Data records:
┏━━
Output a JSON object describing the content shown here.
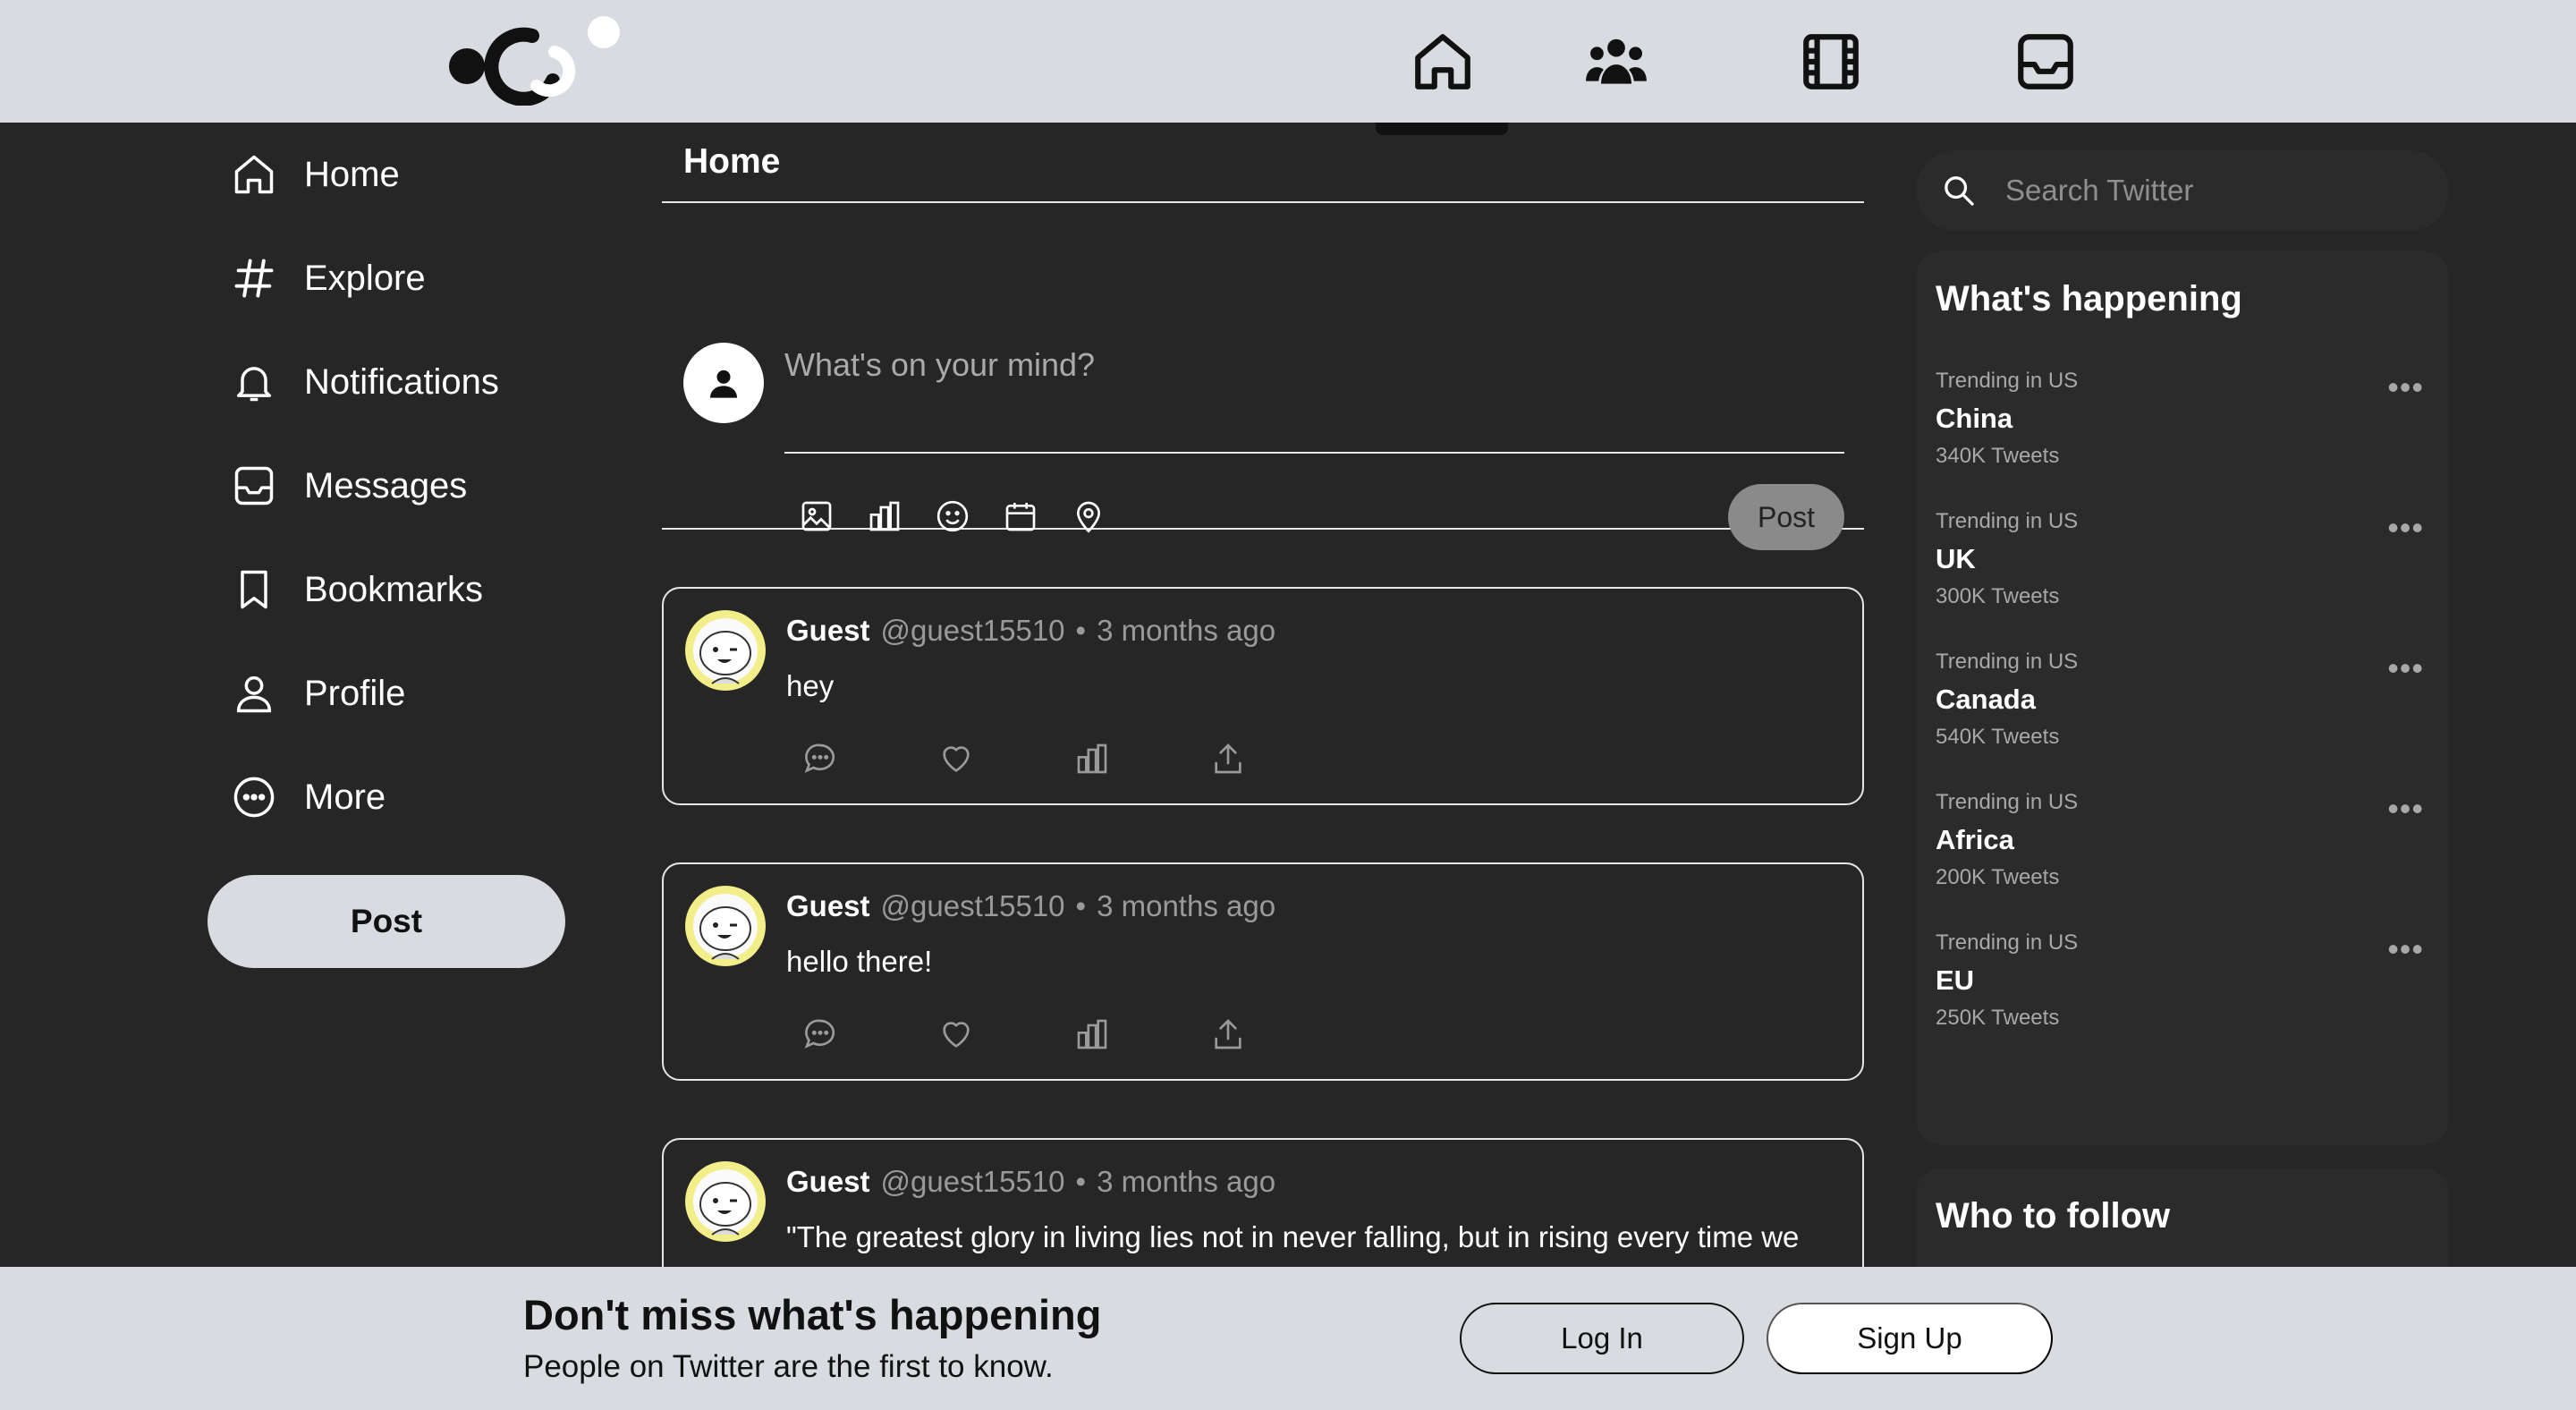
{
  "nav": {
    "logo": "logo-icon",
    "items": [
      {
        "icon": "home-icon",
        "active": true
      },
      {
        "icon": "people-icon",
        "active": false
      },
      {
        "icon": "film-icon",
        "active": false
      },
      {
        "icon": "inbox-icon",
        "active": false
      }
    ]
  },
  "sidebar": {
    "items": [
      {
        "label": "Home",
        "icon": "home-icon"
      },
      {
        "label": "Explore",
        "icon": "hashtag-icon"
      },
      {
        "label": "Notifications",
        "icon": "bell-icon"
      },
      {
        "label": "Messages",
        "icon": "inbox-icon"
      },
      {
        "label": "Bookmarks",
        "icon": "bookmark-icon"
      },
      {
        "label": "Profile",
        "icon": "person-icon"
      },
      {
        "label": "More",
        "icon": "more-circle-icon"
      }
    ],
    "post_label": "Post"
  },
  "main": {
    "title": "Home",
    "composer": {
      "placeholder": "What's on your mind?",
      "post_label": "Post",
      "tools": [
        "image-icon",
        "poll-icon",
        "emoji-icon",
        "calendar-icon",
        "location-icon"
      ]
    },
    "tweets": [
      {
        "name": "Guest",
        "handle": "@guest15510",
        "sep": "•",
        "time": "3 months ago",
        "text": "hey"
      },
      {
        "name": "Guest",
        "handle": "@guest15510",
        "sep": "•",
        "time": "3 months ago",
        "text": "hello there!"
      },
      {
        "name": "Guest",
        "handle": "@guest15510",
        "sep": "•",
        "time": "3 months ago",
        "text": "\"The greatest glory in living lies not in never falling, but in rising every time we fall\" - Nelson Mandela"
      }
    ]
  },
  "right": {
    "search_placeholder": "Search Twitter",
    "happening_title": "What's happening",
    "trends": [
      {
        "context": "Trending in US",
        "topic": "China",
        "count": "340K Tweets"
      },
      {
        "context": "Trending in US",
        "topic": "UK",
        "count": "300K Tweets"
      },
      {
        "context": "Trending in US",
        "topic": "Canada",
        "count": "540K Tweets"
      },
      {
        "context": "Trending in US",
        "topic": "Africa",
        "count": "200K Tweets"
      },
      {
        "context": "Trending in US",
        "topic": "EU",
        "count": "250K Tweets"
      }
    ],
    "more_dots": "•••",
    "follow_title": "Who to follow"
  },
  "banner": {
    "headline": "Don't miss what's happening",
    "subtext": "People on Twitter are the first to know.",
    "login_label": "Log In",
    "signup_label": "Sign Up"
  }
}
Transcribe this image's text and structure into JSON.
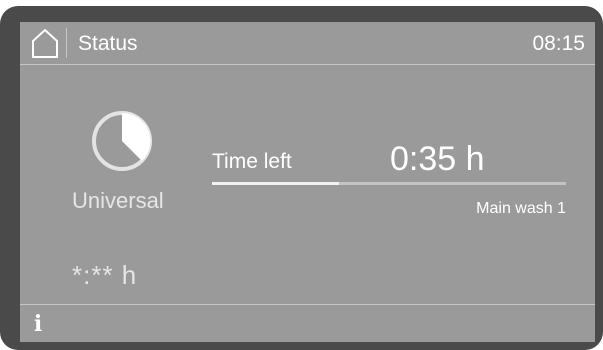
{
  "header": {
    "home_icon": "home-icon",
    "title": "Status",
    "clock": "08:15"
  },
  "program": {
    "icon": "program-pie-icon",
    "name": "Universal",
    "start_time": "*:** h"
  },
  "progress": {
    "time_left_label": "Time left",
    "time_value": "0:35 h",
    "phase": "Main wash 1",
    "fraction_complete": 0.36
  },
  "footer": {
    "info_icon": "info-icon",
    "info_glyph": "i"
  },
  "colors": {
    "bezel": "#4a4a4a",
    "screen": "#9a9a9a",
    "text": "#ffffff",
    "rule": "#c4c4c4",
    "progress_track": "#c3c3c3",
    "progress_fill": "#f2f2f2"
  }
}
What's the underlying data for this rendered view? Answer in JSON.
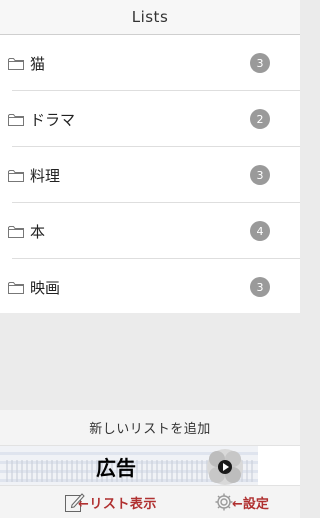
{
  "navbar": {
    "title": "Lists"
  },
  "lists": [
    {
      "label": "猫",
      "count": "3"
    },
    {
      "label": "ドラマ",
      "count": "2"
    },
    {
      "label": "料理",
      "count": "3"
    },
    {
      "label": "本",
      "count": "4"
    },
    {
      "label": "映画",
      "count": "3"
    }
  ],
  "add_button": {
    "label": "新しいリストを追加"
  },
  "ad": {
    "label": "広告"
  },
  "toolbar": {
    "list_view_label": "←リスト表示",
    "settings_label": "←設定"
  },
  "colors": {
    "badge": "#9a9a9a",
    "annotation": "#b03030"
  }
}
┗━━
(What to produce) Tally up the lines with the word "happening" in them, and answer with that number by itself.

(Response) 2